• Problem statement:
Present every line in which the string "What" appears.

* * * *

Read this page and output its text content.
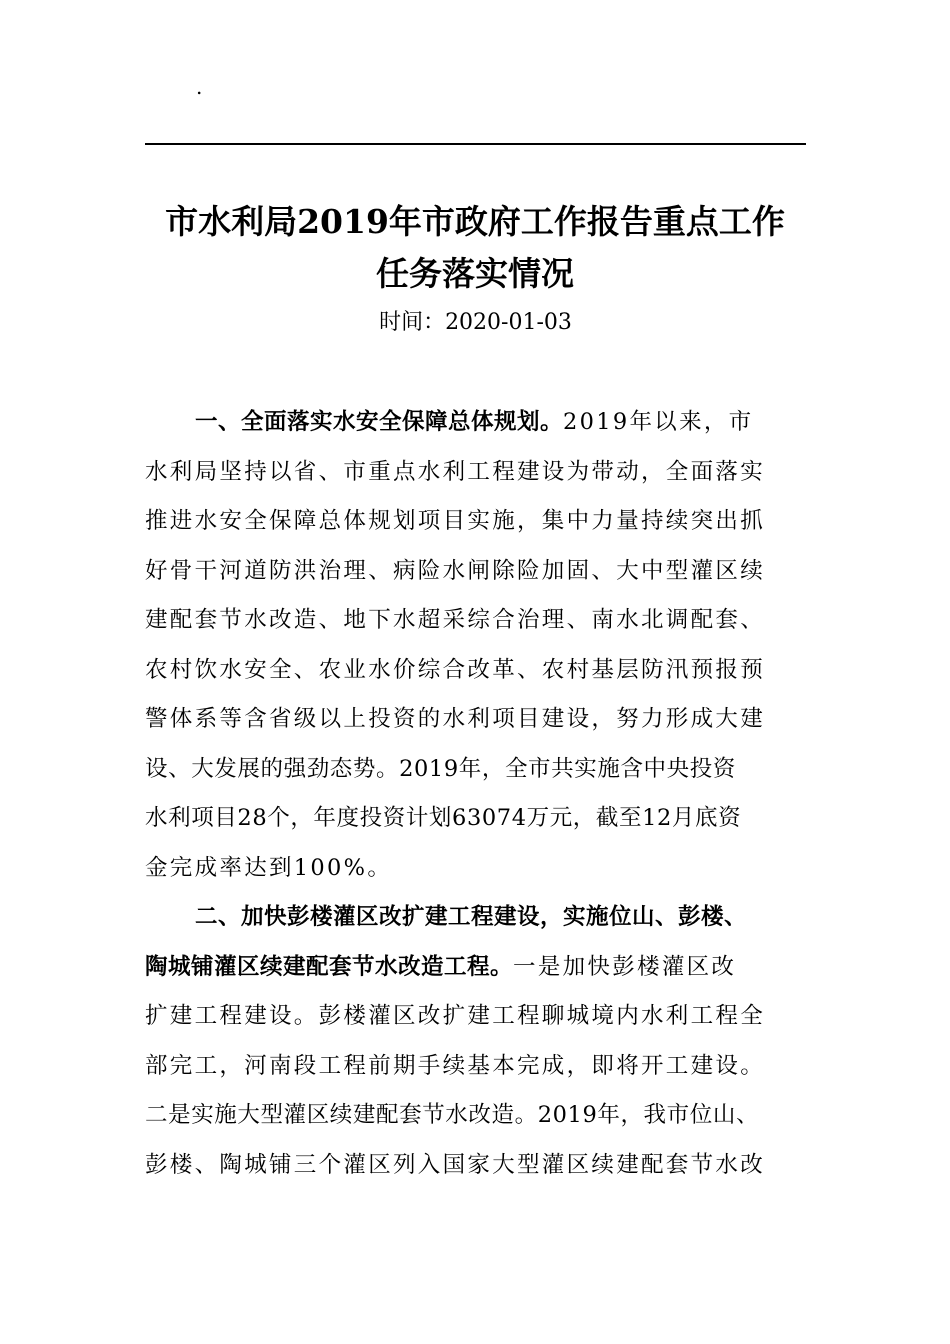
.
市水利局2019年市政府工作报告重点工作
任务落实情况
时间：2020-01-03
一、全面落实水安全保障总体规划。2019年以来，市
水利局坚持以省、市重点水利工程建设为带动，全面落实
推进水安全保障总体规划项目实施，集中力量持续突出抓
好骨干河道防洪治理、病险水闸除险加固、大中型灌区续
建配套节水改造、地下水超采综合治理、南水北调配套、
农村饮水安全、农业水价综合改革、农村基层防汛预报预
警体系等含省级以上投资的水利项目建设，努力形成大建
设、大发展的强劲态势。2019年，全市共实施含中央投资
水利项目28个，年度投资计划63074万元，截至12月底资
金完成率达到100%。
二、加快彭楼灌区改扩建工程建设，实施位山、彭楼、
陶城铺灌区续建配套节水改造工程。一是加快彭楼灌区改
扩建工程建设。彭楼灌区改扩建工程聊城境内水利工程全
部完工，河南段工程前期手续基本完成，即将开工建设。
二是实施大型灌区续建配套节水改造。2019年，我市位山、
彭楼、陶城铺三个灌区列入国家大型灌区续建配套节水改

* * * *

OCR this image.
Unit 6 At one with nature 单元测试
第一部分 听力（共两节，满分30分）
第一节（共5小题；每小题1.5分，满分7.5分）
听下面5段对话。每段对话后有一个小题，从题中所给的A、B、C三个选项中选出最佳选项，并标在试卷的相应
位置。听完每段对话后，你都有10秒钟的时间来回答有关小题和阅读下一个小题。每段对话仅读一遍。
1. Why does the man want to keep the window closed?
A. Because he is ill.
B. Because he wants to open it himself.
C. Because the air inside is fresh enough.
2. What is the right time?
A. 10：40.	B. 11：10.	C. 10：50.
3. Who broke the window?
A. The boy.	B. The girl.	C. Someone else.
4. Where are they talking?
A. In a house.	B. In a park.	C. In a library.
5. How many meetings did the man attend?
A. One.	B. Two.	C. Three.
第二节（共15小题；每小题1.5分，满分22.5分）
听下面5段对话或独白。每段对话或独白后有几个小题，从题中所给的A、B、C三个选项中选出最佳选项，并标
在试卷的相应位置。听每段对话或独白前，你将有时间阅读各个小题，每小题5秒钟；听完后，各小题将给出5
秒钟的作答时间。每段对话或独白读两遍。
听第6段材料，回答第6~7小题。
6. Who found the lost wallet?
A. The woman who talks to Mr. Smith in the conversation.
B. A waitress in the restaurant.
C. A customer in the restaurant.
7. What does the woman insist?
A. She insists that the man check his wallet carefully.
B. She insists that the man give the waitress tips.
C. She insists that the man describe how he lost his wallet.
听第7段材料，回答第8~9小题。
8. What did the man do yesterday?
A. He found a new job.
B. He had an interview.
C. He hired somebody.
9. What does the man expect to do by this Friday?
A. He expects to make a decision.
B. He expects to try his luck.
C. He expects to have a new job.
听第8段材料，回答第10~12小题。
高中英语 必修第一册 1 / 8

* * * *

• Answer to this task:
2. What is the right time?
7. What does the woman insist?
8. What did the man do yesterday?
9. What does the man expect to do by this Friday?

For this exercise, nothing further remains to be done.